*** EXCERPT PROVIDED
Chen, et al. reported that atypia or sarcomatous transformation can be seen in CA . Our case lacked significant atypia, Ki67 proliferative index was low and the abundance of thick-walled vascular structures was striking, with typical spindle-shaped cells.
Immunohistochemically, the tumor cells express vimentin, CD34 (50-60%) and actin (21%), but they do not express desmin, S100 protein, keratin and epithelial membrane antigen [6,11,12].
Differential diagnosis of cellular angiofibroma depends on localization of the tumor. The morphology and clinical features of CA is different from typical angiofibroma which are located at the nasopharynx of the young male patients, and should not be included at the differential diagnosis of such cases. For our case, like other extragenital CA cases, the differential diagnosis included angiofibroma of soft tissue, spindle cell/pleomorphic lipoma,solitary fibrous tumor, smooth muscle tumors, benign nerve sheath tumors, and superficial angiomyxoma .
Angiofibroma of soft tissue is a benign fibrovascular tumor. This tumor commonly arises as a soft tissue mass of the extremities. Microscopically, the tumor has spindle-shaped cells in a myxoid or collagenous stroma and in contrast to CA, has a characteristic branching thin-walled blood vessels. Angiofibroma of soft tissue expresses CD34 and SMA with lower frequency (14%) than CA . Anatomic localization of tumor and the component of prominent hyalinized thick-walled vessels provided to rule out this diagnosis from our differential diagnosis checklist.
******
*** DATA SECTION
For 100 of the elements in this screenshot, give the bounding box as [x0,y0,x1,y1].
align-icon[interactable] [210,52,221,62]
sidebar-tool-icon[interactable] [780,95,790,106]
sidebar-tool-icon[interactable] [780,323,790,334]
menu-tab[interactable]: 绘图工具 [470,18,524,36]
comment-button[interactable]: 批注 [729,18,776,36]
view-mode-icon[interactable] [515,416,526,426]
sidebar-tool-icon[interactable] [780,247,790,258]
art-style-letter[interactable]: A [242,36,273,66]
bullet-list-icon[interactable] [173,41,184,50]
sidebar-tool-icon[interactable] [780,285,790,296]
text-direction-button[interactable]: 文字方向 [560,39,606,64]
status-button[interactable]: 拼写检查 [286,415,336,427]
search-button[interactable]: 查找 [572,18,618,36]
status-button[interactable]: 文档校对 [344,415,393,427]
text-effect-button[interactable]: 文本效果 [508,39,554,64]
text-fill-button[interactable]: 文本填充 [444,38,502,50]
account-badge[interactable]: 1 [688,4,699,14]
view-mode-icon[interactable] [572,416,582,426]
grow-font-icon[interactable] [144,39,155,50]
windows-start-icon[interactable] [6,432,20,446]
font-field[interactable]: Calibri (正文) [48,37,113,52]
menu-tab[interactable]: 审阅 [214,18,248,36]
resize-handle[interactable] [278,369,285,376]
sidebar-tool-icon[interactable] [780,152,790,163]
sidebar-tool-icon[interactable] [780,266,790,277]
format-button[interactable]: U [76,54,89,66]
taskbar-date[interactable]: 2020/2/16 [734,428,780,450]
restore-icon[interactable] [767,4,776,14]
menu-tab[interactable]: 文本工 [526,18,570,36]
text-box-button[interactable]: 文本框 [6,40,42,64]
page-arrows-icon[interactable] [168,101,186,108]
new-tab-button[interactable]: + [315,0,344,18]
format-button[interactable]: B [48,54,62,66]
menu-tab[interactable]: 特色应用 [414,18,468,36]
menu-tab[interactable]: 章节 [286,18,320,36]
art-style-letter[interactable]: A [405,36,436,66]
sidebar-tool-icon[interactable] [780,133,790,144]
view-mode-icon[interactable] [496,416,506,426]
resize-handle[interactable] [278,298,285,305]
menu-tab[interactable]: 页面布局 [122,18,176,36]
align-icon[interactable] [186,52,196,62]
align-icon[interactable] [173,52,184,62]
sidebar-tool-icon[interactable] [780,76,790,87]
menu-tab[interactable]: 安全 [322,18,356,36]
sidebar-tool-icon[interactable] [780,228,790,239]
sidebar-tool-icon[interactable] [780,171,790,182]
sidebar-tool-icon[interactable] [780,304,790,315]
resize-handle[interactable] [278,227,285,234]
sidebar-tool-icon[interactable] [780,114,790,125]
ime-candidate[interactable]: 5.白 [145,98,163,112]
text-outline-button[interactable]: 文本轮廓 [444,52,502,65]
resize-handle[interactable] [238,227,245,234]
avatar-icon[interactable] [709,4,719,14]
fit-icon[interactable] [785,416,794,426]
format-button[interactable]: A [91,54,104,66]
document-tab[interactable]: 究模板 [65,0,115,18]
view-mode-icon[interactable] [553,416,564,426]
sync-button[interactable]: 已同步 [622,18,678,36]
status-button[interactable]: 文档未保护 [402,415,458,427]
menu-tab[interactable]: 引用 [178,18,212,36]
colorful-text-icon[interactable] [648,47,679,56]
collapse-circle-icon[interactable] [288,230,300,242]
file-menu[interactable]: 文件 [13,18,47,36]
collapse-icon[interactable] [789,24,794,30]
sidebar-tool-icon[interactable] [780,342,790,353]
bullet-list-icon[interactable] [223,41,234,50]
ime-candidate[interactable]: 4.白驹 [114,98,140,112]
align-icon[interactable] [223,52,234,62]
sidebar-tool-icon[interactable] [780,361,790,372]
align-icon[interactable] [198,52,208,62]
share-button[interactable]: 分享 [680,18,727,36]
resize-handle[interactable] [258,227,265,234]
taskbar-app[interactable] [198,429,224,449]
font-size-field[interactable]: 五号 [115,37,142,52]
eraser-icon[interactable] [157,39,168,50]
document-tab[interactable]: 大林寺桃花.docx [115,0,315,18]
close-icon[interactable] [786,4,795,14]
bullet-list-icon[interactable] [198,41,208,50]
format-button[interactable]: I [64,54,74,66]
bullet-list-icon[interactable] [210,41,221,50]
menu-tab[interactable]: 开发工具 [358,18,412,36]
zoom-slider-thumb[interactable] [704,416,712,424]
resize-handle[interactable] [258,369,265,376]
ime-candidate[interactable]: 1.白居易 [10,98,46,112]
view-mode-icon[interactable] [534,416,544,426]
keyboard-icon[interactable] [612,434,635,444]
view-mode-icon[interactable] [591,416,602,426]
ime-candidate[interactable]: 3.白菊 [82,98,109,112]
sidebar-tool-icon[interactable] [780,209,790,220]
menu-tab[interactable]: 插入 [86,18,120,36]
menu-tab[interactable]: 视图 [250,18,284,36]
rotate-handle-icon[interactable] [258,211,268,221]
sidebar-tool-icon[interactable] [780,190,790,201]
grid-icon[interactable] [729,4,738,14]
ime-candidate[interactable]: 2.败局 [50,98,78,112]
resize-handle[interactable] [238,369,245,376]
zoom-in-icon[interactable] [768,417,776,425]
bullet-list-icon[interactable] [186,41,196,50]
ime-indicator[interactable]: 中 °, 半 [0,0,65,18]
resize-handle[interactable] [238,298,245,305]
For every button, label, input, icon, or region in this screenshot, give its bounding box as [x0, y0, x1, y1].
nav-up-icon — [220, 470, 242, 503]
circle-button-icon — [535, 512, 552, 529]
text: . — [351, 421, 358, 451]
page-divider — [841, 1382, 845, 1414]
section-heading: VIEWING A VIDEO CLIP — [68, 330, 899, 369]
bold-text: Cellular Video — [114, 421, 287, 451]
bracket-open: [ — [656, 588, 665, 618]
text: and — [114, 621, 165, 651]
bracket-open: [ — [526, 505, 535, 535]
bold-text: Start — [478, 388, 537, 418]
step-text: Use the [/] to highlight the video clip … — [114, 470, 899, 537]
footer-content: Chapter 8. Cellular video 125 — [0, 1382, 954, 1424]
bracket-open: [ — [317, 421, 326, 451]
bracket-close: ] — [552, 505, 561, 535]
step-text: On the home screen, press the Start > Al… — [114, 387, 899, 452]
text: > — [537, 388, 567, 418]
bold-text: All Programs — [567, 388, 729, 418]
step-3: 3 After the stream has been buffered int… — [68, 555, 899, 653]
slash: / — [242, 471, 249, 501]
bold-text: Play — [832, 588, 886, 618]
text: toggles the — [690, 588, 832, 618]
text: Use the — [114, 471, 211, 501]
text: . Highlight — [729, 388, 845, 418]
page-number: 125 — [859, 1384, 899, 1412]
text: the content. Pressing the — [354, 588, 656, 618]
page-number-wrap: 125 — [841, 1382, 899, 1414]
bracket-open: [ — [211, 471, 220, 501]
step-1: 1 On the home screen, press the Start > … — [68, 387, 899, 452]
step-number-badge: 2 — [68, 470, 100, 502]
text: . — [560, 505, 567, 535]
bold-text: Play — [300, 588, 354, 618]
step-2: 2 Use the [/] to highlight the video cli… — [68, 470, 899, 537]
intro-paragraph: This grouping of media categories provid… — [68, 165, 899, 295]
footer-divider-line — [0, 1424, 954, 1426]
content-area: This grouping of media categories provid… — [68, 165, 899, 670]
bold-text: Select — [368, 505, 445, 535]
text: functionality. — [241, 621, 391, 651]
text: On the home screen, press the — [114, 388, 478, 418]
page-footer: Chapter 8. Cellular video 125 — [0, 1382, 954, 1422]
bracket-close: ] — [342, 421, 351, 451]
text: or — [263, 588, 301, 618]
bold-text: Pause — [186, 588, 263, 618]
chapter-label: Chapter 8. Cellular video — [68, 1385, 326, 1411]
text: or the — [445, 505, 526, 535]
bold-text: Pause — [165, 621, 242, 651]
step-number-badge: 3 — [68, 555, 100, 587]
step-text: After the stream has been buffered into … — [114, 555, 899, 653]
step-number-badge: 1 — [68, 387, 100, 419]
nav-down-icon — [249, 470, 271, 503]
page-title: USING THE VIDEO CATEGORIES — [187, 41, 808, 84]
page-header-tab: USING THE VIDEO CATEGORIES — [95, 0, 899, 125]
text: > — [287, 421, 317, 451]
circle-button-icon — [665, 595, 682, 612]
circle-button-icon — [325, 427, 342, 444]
******
> [TASKS TO CARRY OUT]:
1. Please copy the cellular angiofibroma passage word for word, starting at "Chen, et al." and ending at "typical spindle-shaped cells.".
2. Write the next part of the cellular angiofibroma passage, picking up after its final sentence.

> [TASK ANSWERS]:
1.
Chen, et al. reported that atypia or sarcomatous transformation can be seen in CA . Our case lacked significant atypia, Ki67 proliferative index was low and the abundance of thick-walled vascular structures was striking, with typical spindle-shaped cells.

2.
Spindle cell/pleomorphic lipomas are mostly seen in head and neck localization. They are composed of bland spindled cells, mast cells, multinuclear giant cells, have minimal/no adipocytes, ropey collagen and sparse thin-walled vessels. The latter two are helpful findings distinguishing CA from spindle cell lipoma which has thick-walled vessels and wispy collagen fibrils are not thick in contrast to the ropey collagen typical for the spindle cell lipoma . Solitary fibrous tumors (SFT) may arise in any anatomical part of body and are characterized by CD34-positive spindled cells arranged in a paternlesspatern, variably hypo-hypercellular areas, stromal hyalinization, hemangiopericytoma-like vascular pattern which differs from the more rounded, thick-walled vessels seen in cellular angiofibroma . Smooth muscle tumors can be distinguished from CA by the typical morphology of spindle cells with cigar-shaped nuclei and abundant eosinophilic fibrillary cytoplasm . CA shows generally desmin and caldesmon negativity unlike smooth muscle tumors . Benign nerve sheath tumors, such schwannoma and neurofibroma, have spindle cells with wavy nuclei and S100 positivity. CA can be distinguished from nerve sheath tumors by S100 protein negativity [11,15]. Superficial angiomyxoma composed of spindle-stellate shaped cells and small thin-walled vascular channels within a myxoid stroma. Stromal neutrophils are diagnostic clue .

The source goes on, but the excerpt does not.